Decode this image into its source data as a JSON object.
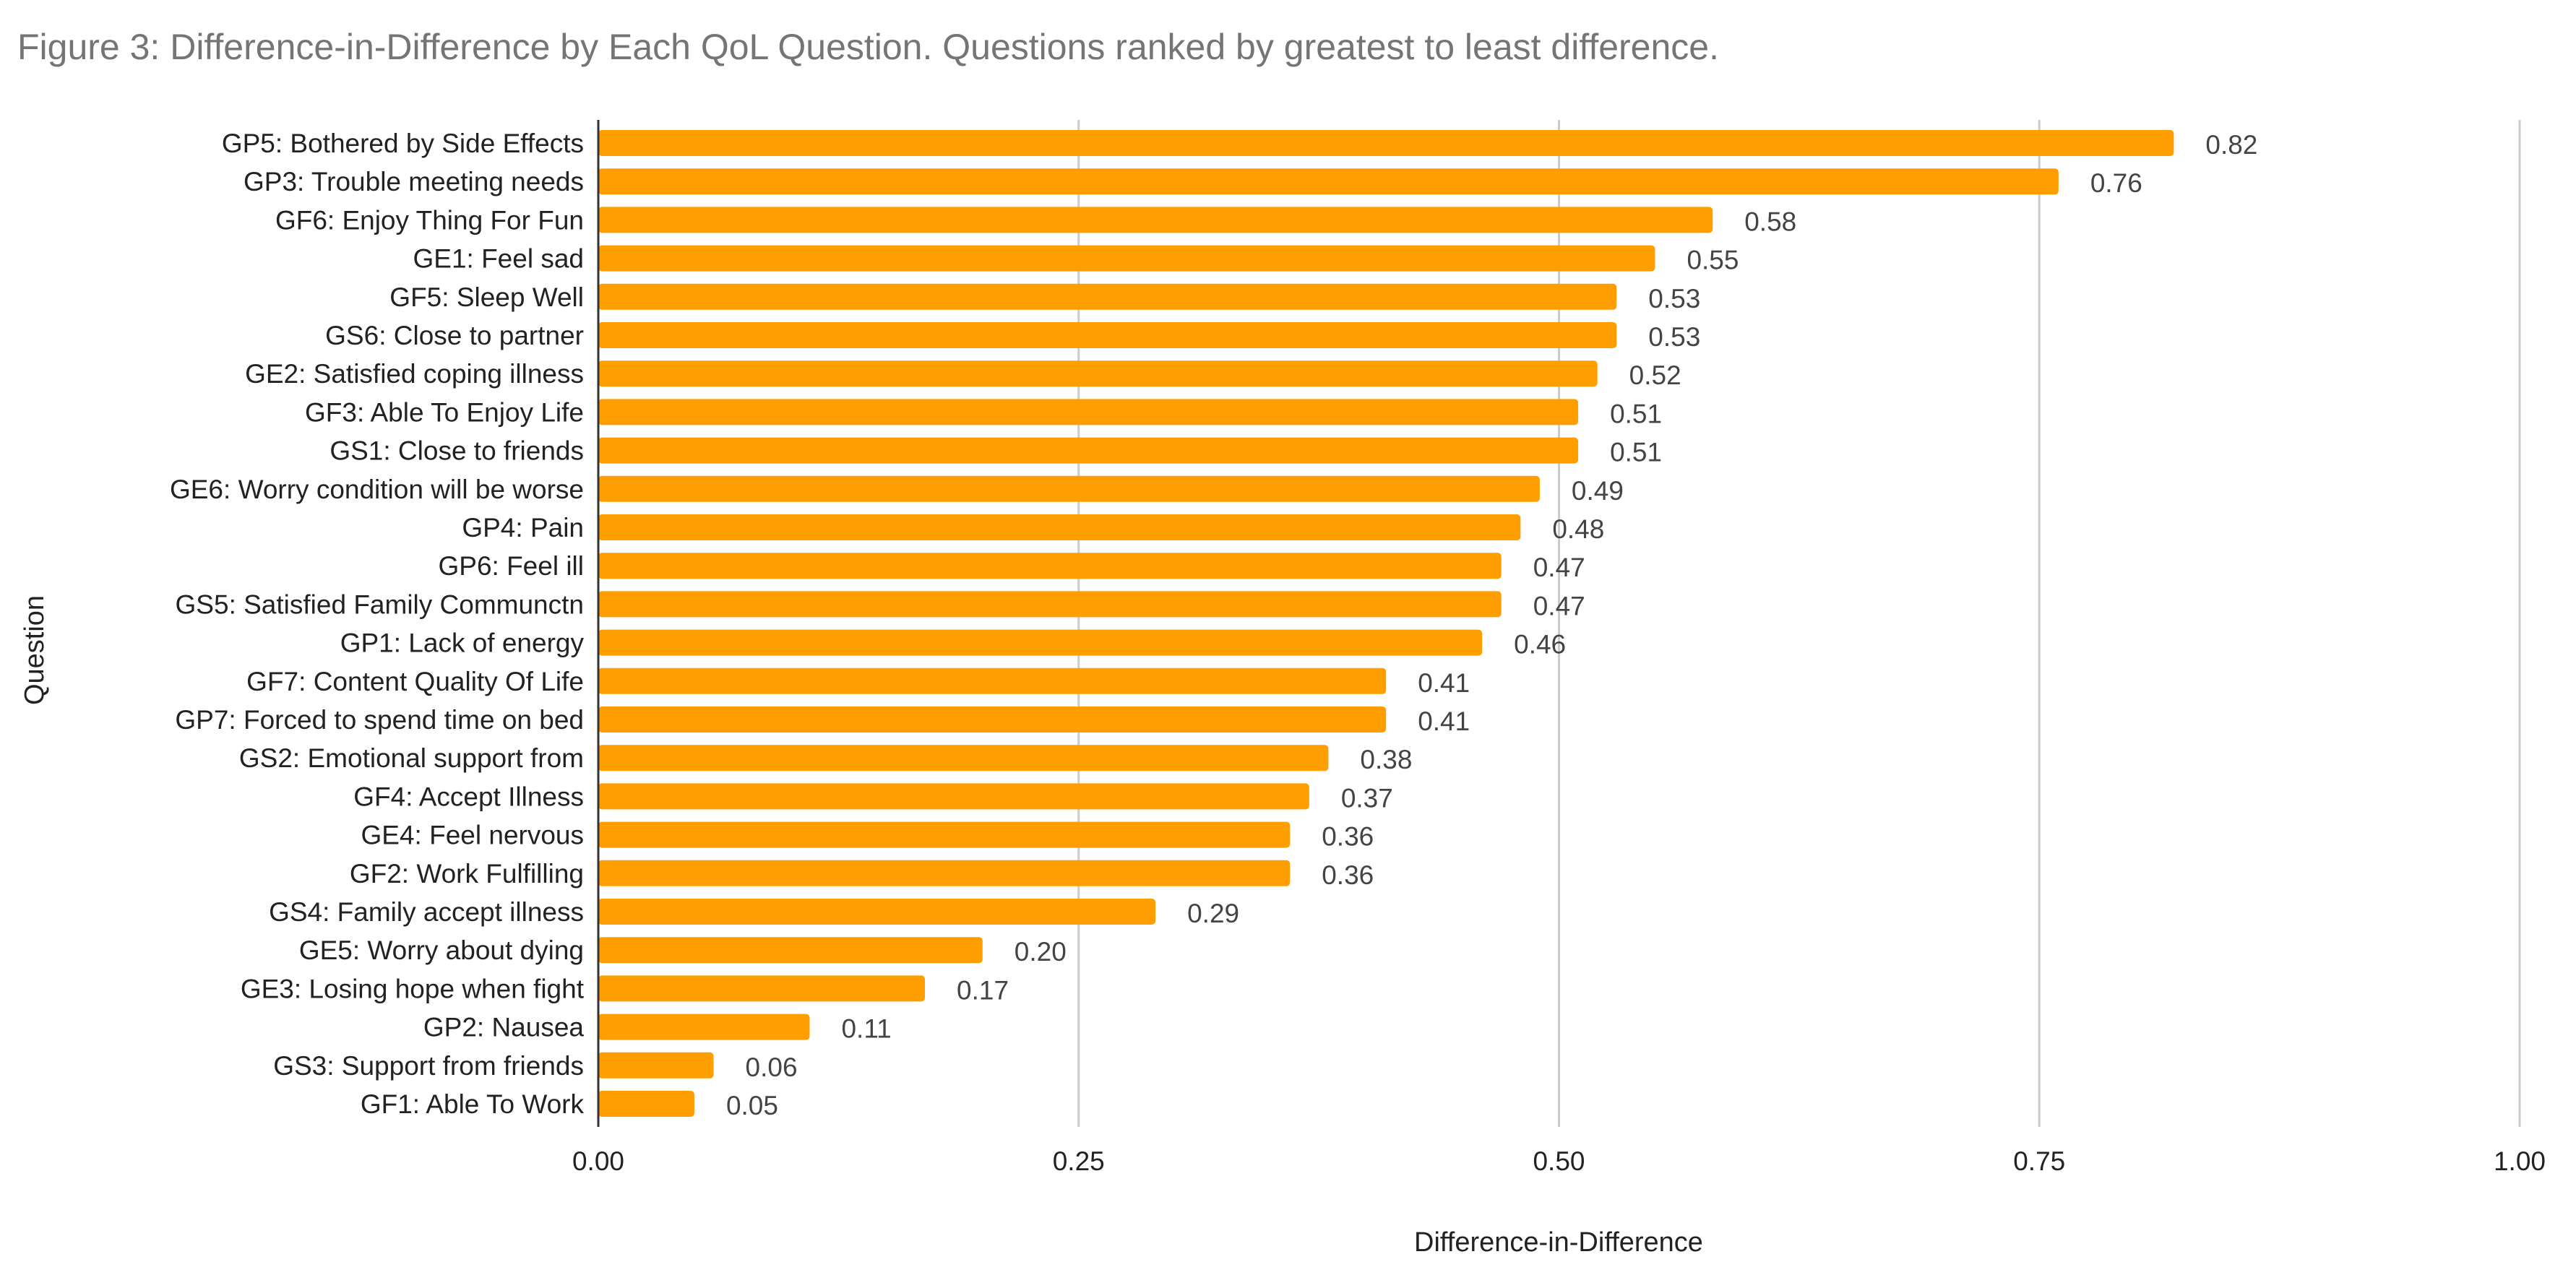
{
  "chart_data": {
    "type": "bar",
    "orientation": "horizontal",
    "title": "Figure 3: Difference-in-Difference by Each QoL Question. Questions ranked by greatest to least difference.",
    "xlabel": "Difference-in-Difference",
    "ylabel": "Question",
    "xlim": [
      0,
      1
    ],
    "xticks": [
      "0.00",
      "0.25",
      "0.50",
      "0.75",
      "1.00"
    ],
    "grid": "vertical",
    "bar_color": "#ff9e01",
    "categories": [
      "GP5: Bothered by Side Effects",
      "GP3: Trouble meeting needs",
      "GF6: Enjoy Thing For Fun",
      "GE1: Feel sad",
      "GF5: Sleep Well",
      "GS6: Close to partner",
      "GE2: Satisfied coping illness",
      "GF3: Able To Enjoy Life",
      "GS1: Close to friends",
      "GE6: Worry condition will be worse",
      "GP4: Pain",
      "GP6: Feel ill",
      "GS5: Satisfied Family Communctn",
      "GP1: Lack of energy",
      "GF7: Content Quality Of Life",
      "GP7: Forced to spend time on bed",
      "GS2: Emotional support from",
      "GF4: Accept Illness",
      "GE4: Feel nervous",
      "GF2: Work Fulfilling",
      "GS4: Family accept illness",
      "GE5: Worry about dying",
      "GE3: Losing hope when fight",
      "GP2: Nausea",
      "GS3: Support from friends",
      "GF1: Able To Work"
    ],
    "values": [
      0.82,
      0.76,
      0.58,
      0.55,
      0.53,
      0.53,
      0.52,
      0.51,
      0.51,
      0.49,
      0.48,
      0.47,
      0.47,
      0.46,
      0.41,
      0.41,
      0.38,
      0.37,
      0.36,
      0.36,
      0.29,
      0.2,
      0.17,
      0.11,
      0.06,
      0.05
    ],
    "value_labels": [
      "0.82",
      "0.76",
      "0.58",
      "0.55",
      "0.53",
      "0.53",
      "0.52",
      "0.51",
      "0.51",
      "0.49",
      "0.48",
      "0.47",
      "0.47",
      "0.46",
      "0.41",
      "0.41",
      "0.38",
      "0.37",
      "0.36",
      "0.36",
      "0.29",
      "0.20",
      "0.17",
      "0.11",
      "0.06",
      "0.05"
    ]
  }
}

▸ **What is expected**:
All entries are to be retyped exactly. Omit any embedded images.

▸ **Finished answer**:
Decode this image into its source data as a JSON object.
{
  "chart_data": {
    "type": "bar",
    "orientation": "horizontal",
    "title": "Figure 3: Difference-in-Difference by Each QoL Question. Questions ranked by greatest to least difference.",
    "xlabel": "Difference-in-Difference",
    "ylabel": "Question",
    "xlim": [
      0,
      1
    ],
    "xticks": [
      "0.00",
      "0.25",
      "0.50",
      "0.75",
      "1.00"
    ],
    "grid": "vertical",
    "bar_color": "#ff9e01",
    "categories": [
      "GP5: Bothered by Side Effects",
      "GP3: Trouble meeting needs",
      "GF6: Enjoy Thing For Fun",
      "GE1: Feel sad",
      "GF5: Sleep Well",
      "GS6: Close to partner",
      "GE2: Satisfied coping illness",
      "GF3: Able To Enjoy Life",
      "GS1: Close to friends",
      "GE6: Worry condition will be worse",
      "GP4: Pain",
      "GP6: Feel ill",
      "GS5: Satisfied Family Communctn",
      "GP1: Lack of energy",
      "GF7: Content Quality Of Life",
      "GP7: Forced to spend time on bed",
      "GS2: Emotional support from",
      "GF4: Accept Illness",
      "GE4: Feel nervous",
      "GF2: Work Fulfilling",
      "GS4: Family accept illness",
      "GE5: Worry about dying",
      "GE3: Losing hope when fight",
      "GP2: Nausea",
      "GS3: Support from friends",
      "GF1: Able To Work"
    ],
    "values": [
      0.82,
      0.76,
      0.58,
      0.55,
      0.53,
      0.53,
      0.52,
      0.51,
      0.51,
      0.49,
      0.48,
      0.47,
      0.47,
      0.46,
      0.41,
      0.41,
      0.38,
      0.37,
      0.36,
      0.36,
      0.29,
      0.2,
      0.17,
      0.11,
      0.06,
      0.05
    ],
    "value_labels": [
      "0.82",
      "0.76",
      "0.58",
      "0.55",
      "0.53",
      "0.53",
      "0.52",
      "0.51",
      "0.51",
      "0.49",
      "0.48",
      "0.47",
      "0.47",
      "0.46",
      "0.41",
      "0.41",
      "0.38",
      "0.37",
      "0.36",
      "0.36",
      "0.29",
      "0.20",
      "0.17",
      "0.11",
      "0.06",
      "0.05"
    ]
  }
}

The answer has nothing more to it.